[Dataset records]
#####

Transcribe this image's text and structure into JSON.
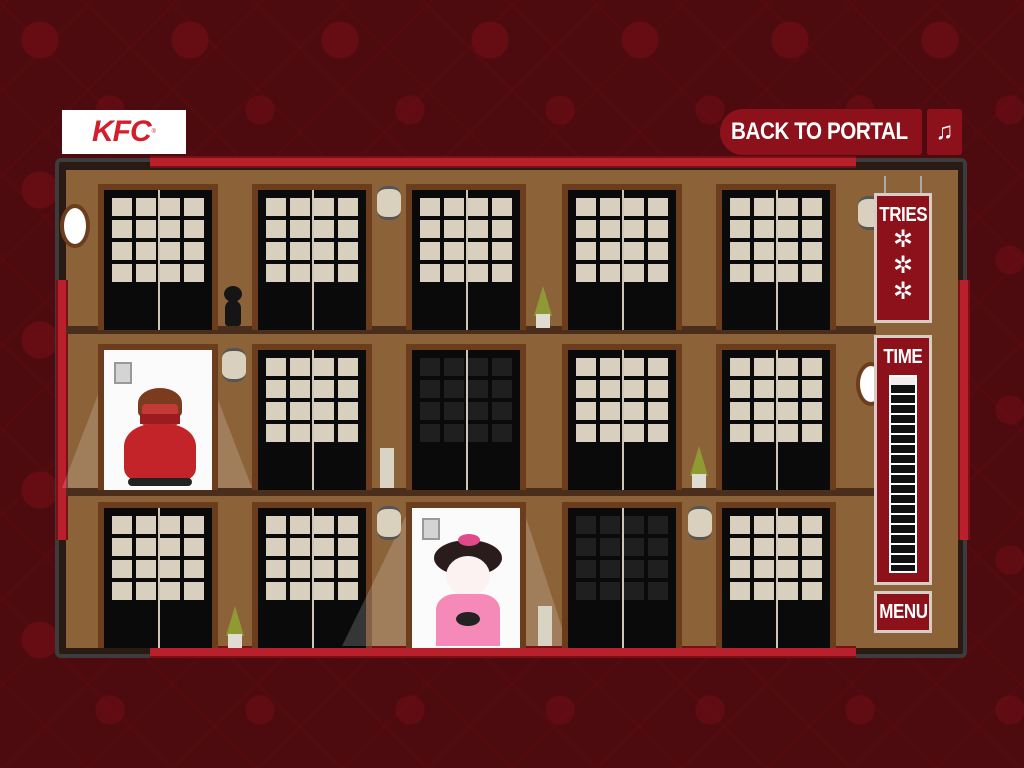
{
  "header": {
    "logo_text": "KFC",
    "logo_registered": "®",
    "back_to_portal_label": "BACK TO PORTAL",
    "music_icon_glyph": "♫"
  },
  "side_panel": {
    "tries_label": "TRIES",
    "tries_remaining": 3,
    "shuriken_glyph": "✲",
    "time_label": "TIME",
    "time_remaining_fraction": 0.96,
    "menu_label": "MENU"
  },
  "colors": {
    "background": "#4d0b10",
    "panel_red": "#8d111a",
    "rail_red": "#b8202c",
    "wall_brown": "#8c6238",
    "kfc_red": "#d21f2b"
  },
  "doors": {
    "rows": [
      [
        "closed",
        "closed",
        "closed",
        "closed",
        "closed"
      ],
      [
        "open-ninja",
        "closed",
        "dark",
        "closed",
        "closed"
      ],
      [
        "closed",
        "closed",
        "open-geisha",
        "dark",
        "closed"
      ]
    ]
  },
  "icons": {
    "music": "music-note-icon",
    "portal": "swirl-icon",
    "tries": "shuriken-icon"
  }
}
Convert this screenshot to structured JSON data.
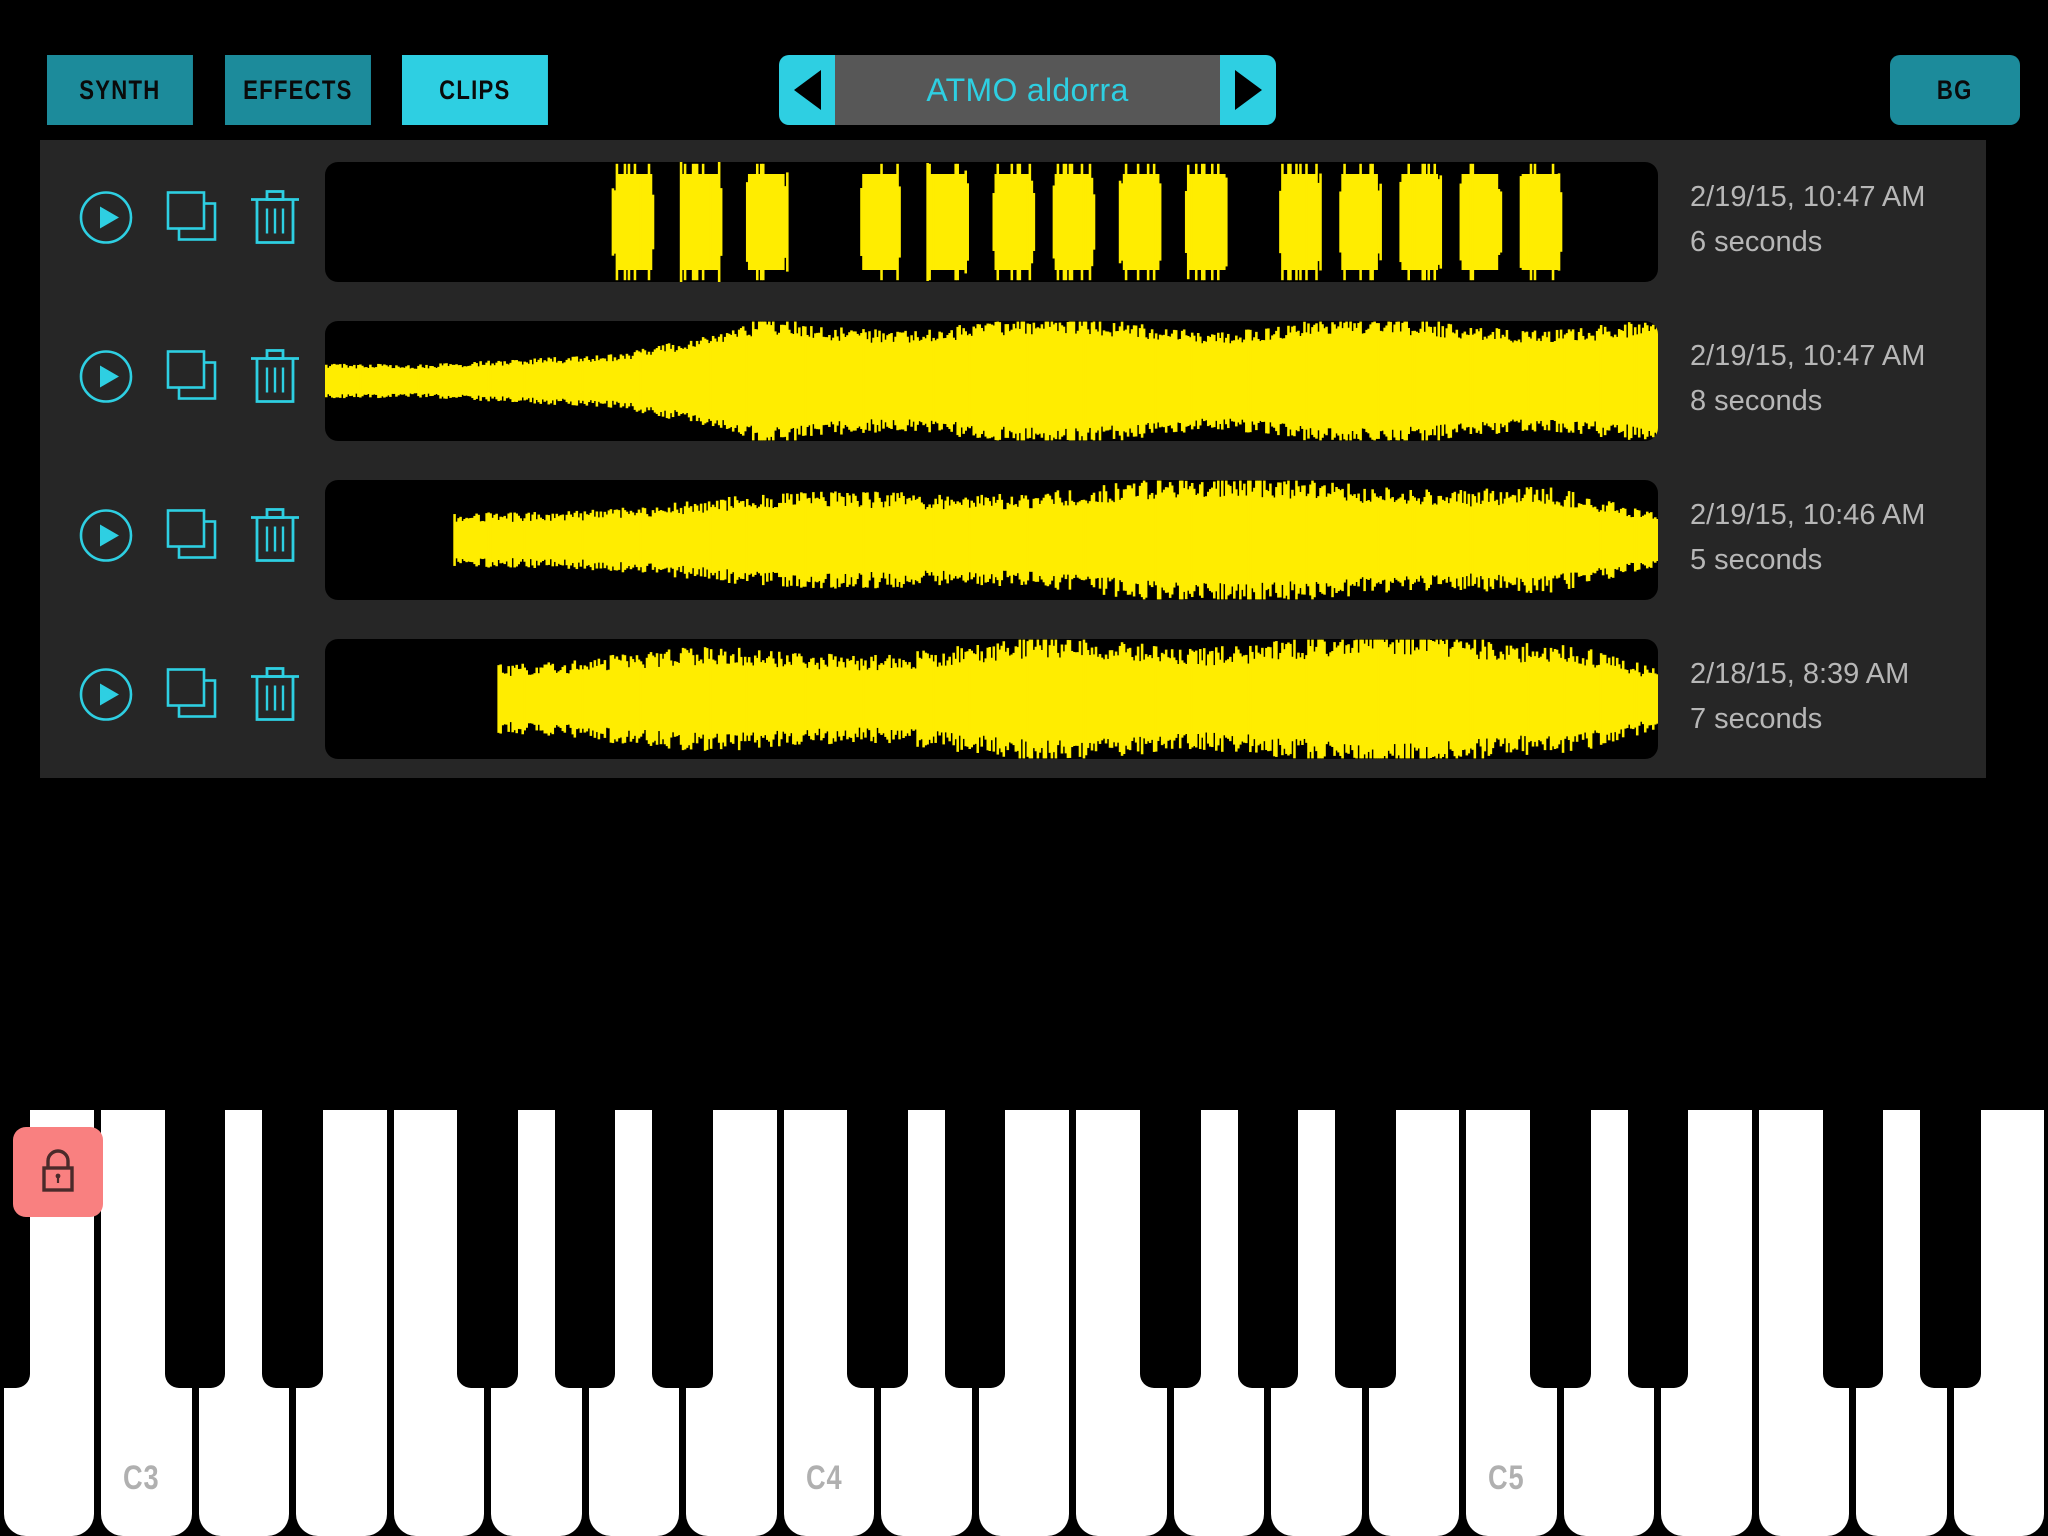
{
  "app": {
    "accent_cyan": "#2ecfe2",
    "accent_teal": "#1c8b9b",
    "waveform_color": "#ffed00",
    "panel_bg": "#262626",
    "lock_bg": "#f98080"
  },
  "topbar": {
    "tabs": [
      {
        "label": "SYNTH",
        "active": false
      },
      {
        "label": "EFFECTS",
        "active": false
      },
      {
        "label": "CLIPS",
        "active": true
      }
    ],
    "preset": {
      "name": "ATMO aldorra",
      "prev_icon": "triangle-left-icon",
      "next_icon": "triangle-right-icon"
    },
    "bg_button": {
      "label": "BG"
    }
  },
  "clips": {
    "row_icons": {
      "play": "play-circle-icon",
      "duplicate": "duplicate-icon",
      "delete": "trash-icon"
    },
    "items": [
      {
        "date": "2/19/15, 10:47 AM",
        "duration": "6 seconds"
      },
      {
        "date": "2/19/15, 10:47 AM",
        "duration": "8 seconds"
      },
      {
        "date": "2/19/15, 10:46 AM",
        "duration": "5 seconds"
      },
      {
        "date": "2/18/15, 8:39 AM",
        "duration": "7 seconds"
      }
    ]
  },
  "keyboard": {
    "lock_icon": "lock-icon",
    "octave_labels": [
      "C3",
      "C4",
      "C5"
    ]
  }
}
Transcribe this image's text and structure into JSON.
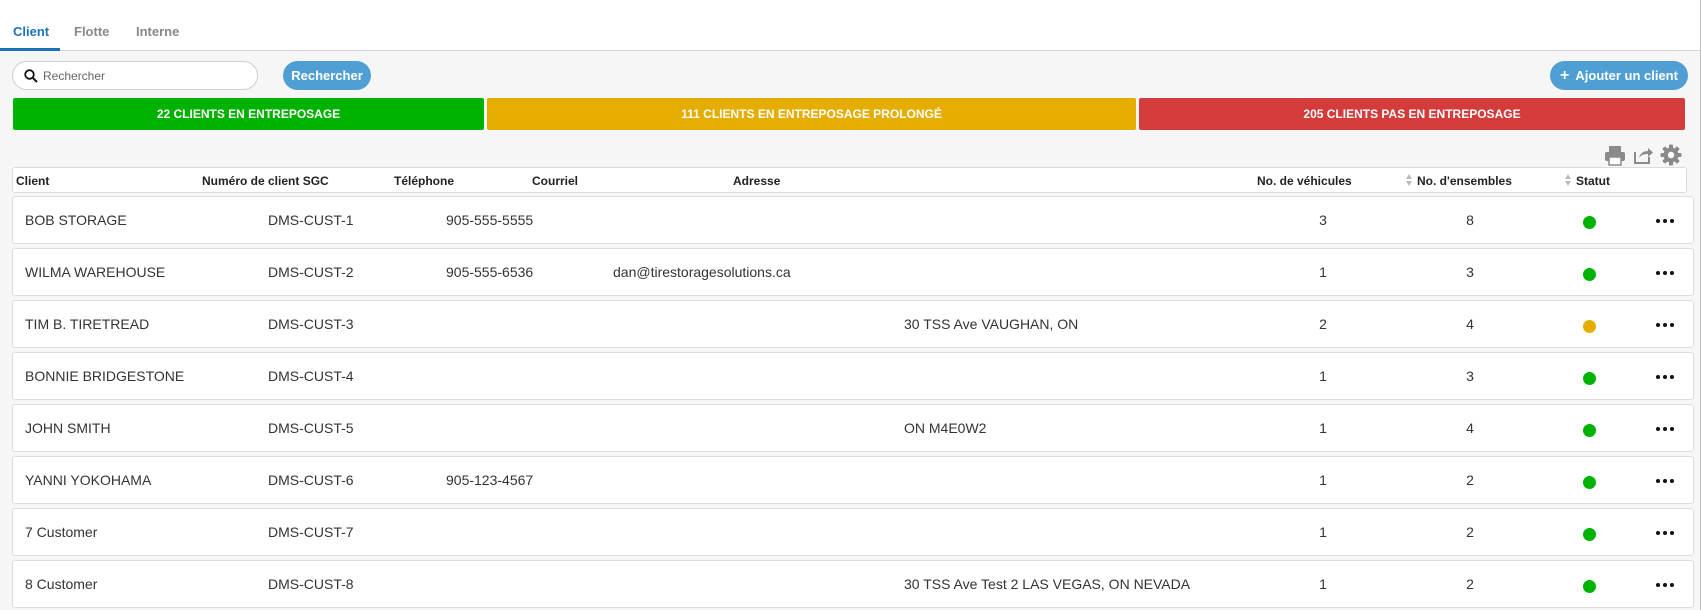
{
  "tabs": [
    {
      "label": "Client",
      "active": true
    },
    {
      "label": "Flotte",
      "active": false
    },
    {
      "label": "Interne",
      "active": false
    }
  ],
  "search": {
    "placeholder": "Rechercher",
    "button_label": "Rechercher"
  },
  "add_button_label": "Ajouter un client",
  "status_bars": {
    "green": "22 CLIENTS EN ENTREPOSAGE",
    "yellow": "111 CLIENTS EN ENTREPOSAGE PROLONGÉ",
    "red": "205 CLIENTS PAS EN ENTREPOSAGE"
  },
  "colors": {
    "accent": "#4f9fd5",
    "green": "#00b200",
    "yellow": "#e5ad00",
    "red": "#d43c3c"
  },
  "toolbar_icons": [
    "print-icon",
    "export-icon",
    "gear-icon"
  ],
  "columns": [
    "Client",
    "Numéro de client SGC",
    "Téléphone",
    "Courriel",
    "Adresse",
    "No. de véhicules",
    "No. d'ensembles",
    "Statut"
  ],
  "rows": [
    {
      "client": "BOB STORAGE",
      "number": "DMS-CUST-1",
      "phone": "905-555-5555",
      "email": "",
      "address": "",
      "vehicles": "3",
      "sets": "8",
      "status": "green"
    },
    {
      "client": "WILMA WAREHOUSE",
      "number": "DMS-CUST-2",
      "phone": "905-555-6536",
      "email": "dan@tirestoragesolutions.ca",
      "address": "",
      "vehicles": "1",
      "sets": "3",
      "status": "green"
    },
    {
      "client": "TIM B. TIRETREAD",
      "number": "DMS-CUST-3",
      "phone": "",
      "email": "",
      "address": "30 TSS Ave VAUGHAN, ON",
      "vehicles": "2",
      "sets": "4",
      "status": "yellow"
    },
    {
      "client": "BONNIE BRIDGESTONE",
      "number": "DMS-CUST-4",
      "phone": "",
      "email": "",
      "address": "",
      "vehicles": "1",
      "sets": "3",
      "status": "green"
    },
    {
      "client": "JOHN SMITH",
      "number": "DMS-CUST-5",
      "phone": "",
      "email": "",
      "address": "ON M4E0W2",
      "vehicles": "1",
      "sets": "4",
      "status": "green"
    },
    {
      "client": "YANNI YOKOHAMA",
      "number": "DMS-CUST-6",
      "phone": "905-123-4567",
      "email": "",
      "address": "",
      "vehicles": "1",
      "sets": "2",
      "status": "green"
    },
    {
      "client": "7 Customer",
      "number": "DMS-CUST-7",
      "phone": "",
      "email": "",
      "address": "",
      "vehicles": "1",
      "sets": "2",
      "status": "green"
    },
    {
      "client": "8 Customer",
      "number": "DMS-CUST-8",
      "phone": "",
      "email": "",
      "address": "30 TSS Ave Test 2 LAS VEGAS, ON NEVADA",
      "vehicles": "1",
      "sets": "2",
      "status": "green"
    }
  ]
}
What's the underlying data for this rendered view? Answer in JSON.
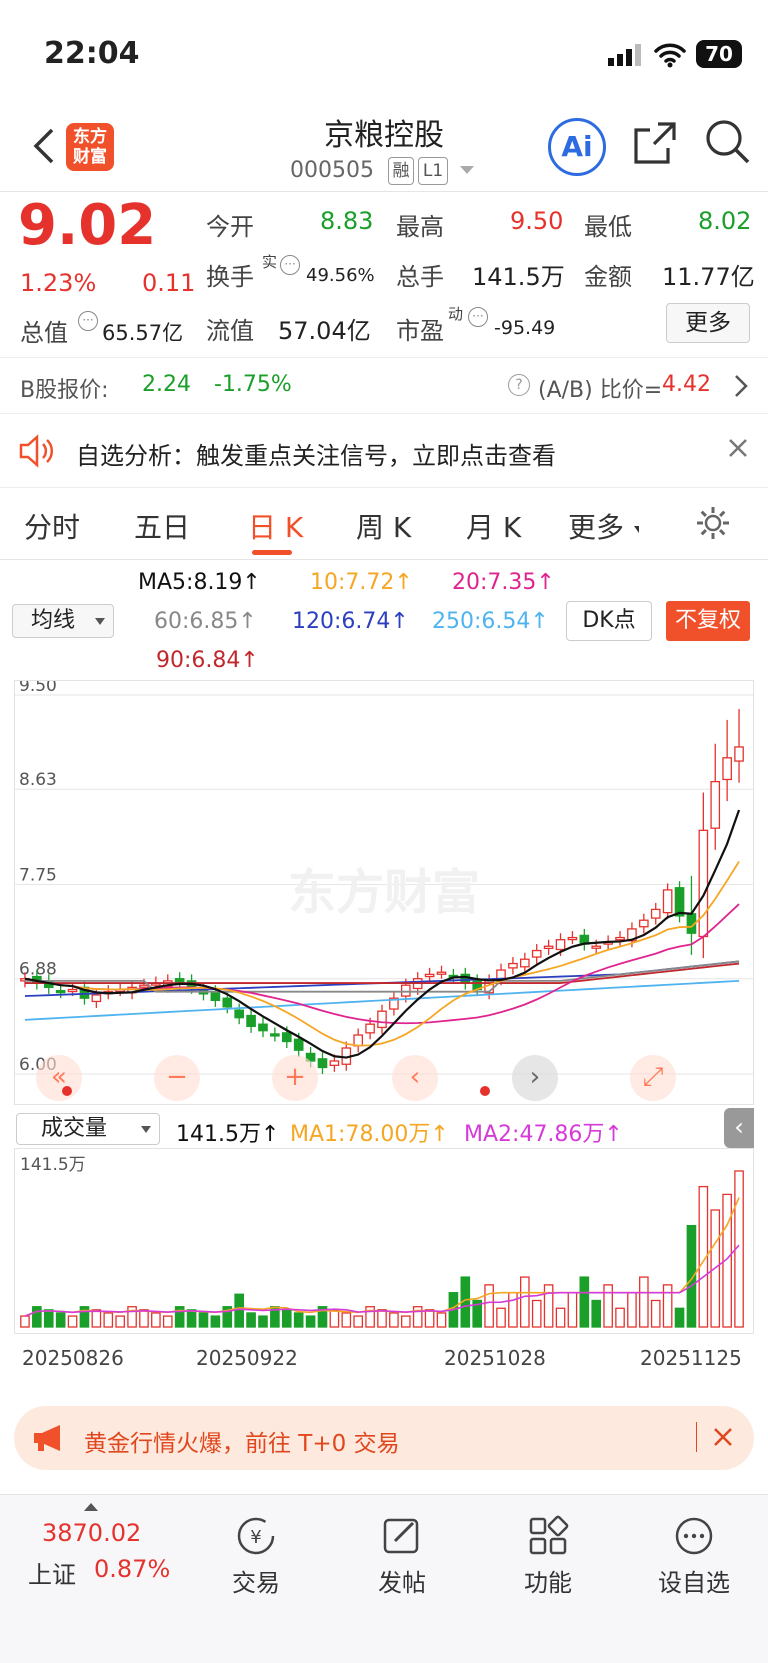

#####

- **Written problem**
Write out again every line above exactly as given; the pictures do not belong in the copy.

- **Expected answer**
Transcribe this image's text and structure into JSON.
{
  "header": {
    "logo_text": "KFC",
    "logo_registered": "®",
    "back_to_portal_label": "BACK TO PORTAL",
    "music_icon_glyph": "♫"
  },
  "side_panel": {
    "tries_label": "TRIES",
    "tries_remaining": 3,
    "shuriken_glyph": "✲",
    "time_label": "TIME",
    "time_remaining_fraction": 0.96,
    "menu_label": "MENU"
  },
  "colors": {
    "background": "#4d0b10",
    "panel_red": "#8d111a",
    "rail_red": "#b8202c",
    "wall_brown": "#8c6238",
    "kfc_red": "#d21f2b"
  },
  "doors": {
    "rows": [
      [
        "closed",
        "closed",
        "closed",
        "closed",
        "closed"
      ],
      [
        "open-ninja",
        "closed",
        "dark",
        "closed",
        "closed"
      ],
      [
        "closed",
        "closed",
        "open-geisha",
        "dark",
        "closed"
      ]
    ]
  },
  "icons": {
    "music": "music-note-icon",
    "portal": "swirl-icon",
    "tries": "shuriken-icon"
  }
}
Convert this screenshot to structured JSON data.
{
  "app": {
    "accent_cyan": "#2ecfe2",
    "accent_teal": "#1c8b9b",
    "waveform_color": "#ffed00",
    "panel_bg": "#262626",
    "lock_bg": "#f98080"
  },
  "topbar": {
    "tabs": [
      {
        "label": "SYNTH",
        "active": false
      },
      {
        "label": "EFFECTS",
        "active": false
      },
      {
        "label": "CLIPS",
        "active": true
      }
    ],
    "preset": {
      "name": "ATMO aldorra",
      "prev_icon": "triangle-left-icon",
      "next_icon": "triangle-right-icon"
    },
    "bg_button": {
      "label": "BG"
    }
  },
  "clips": {
    "row_icons": {
      "play": "play-circle-icon",
      "duplicate": "duplicate-icon",
      "delete": "trash-icon"
    },
    "items": [
      {
        "date": "2/19/15, 10:47 AM",
        "duration": "6 seconds"
      },
      {
        "date": "2/19/15, 10:47 AM",
        "duration": "8 seconds"
      },
      {
        "date": "2/19/15, 10:46 AM",
        "duration": "5 seconds"
      },
      {
        "date": "2/18/15, 8:39 AM",
        "duration": "7 seconds"
      }
    ]
  },
  "keyboard": {
    "lock_icon": "lock-icon",
    "octave_labels": [
      "C3",
      "C4",
      "C5"
    ]
  }
}
Transcribe this image's text and structure into JSON.
{
  "tabs": [
    {
      "label": "Client",
      "active": true
    },
    {
      "label": "Flotte",
      "active": false
    },
    {
      "label": "Interne",
      "active": false
    }
  ],
  "search": {
    "placeholder": "Rechercher",
    "button_label": "Rechercher"
  },
  "add_button_label": "Ajouter un client",
  "status_bars": {
    "green": "22 CLIENTS EN ENTREPOSAGE",
    "yellow": "111 CLIENTS EN ENTREPOSAGE PROLONGÉ",
    "red": "205 CLIENTS PAS EN ENTREPOSAGE"
  },
  "colors": {
    "accent": "#4f9fd5",
    "green": "#00b200",
    "yellow": "#e5ad00",
    "red": "#d43c3c"
  },
  "toolbar_icons": [
    "print-icon",
    "export-icon",
    "gear-icon"
  ],
  "columns": [
    "Client",
    "Numéro de client SGC",
    "Téléphone",
    "Courriel",
    "Adresse",
    "No. de véhicules",
    "No. d'ensembles",
    "Statut"
  ],
  "rows": [
    {
      "client": "BOB STORAGE",
      "number": "DMS-CUST-1",
      "phone": "905-555-5555",
      "email": "",
      "address": "",
      "vehicles": "3",
      "sets": "8",
      "status": "green"
    },
    {
      "client": "WILMA WAREHOUSE",
      "number": "DMS-CUST-2",
      "phone": "905-555-6536",
      "email": "dan@tirestoragesolutions.ca",
      "address": "",
      "vehicles": "1",
      "sets": "3",
      "status": "green"
    },
    {
      "client": "TIM B. TIRETREAD",
      "number": "DMS-CUST-3",
      "phone": "",
      "email": "",
      "address": "30 TSS Ave VAUGHAN, ON",
      "vehicles": "2",
      "sets": "4",
      "status": "yellow"
    },
    {
      "client": "BONNIE BRIDGESTONE",
      "number": "DMS-CUST-4",
      "phone": "",
      "email": "",
      "address": "",
      "vehicles": "1",
      "sets": "3",
      "status": "green"
    },
    {
      "client": "JOHN SMITH",
      "number": "DMS-CUST-5",
      "phone": "",
      "email": "",
      "address": "ON M4E0W2",
      "vehicles": "1",
      "sets": "4",
      "status": "green"
    },
    {
      "client": "YANNI YOKOHAMA",
      "number": "DMS-CUST-6",
      "phone": "905-123-4567",
      "email": "",
      "address": "",
      "vehicles": "1",
      "sets": "2",
      "status": "green"
    },
    {
      "client": "7 Customer",
      "number": "DMS-CUST-7",
      "phone": "",
      "email": "",
      "address": "",
      "vehicles": "1",
      "sets": "2",
      "status": "green"
    },
    {
      "client": "8 Customer",
      "number": "DMS-CUST-8",
      "phone": "",
      "email": "",
      "address": "30 TSS Ave Test 2 LAS VEGAS, ON NEVADA",
      "vehicles": "1",
      "sets": "2",
      "status": "green"
    }
  ]
}
What's the underlying data for this rendered view? Answer in JSON.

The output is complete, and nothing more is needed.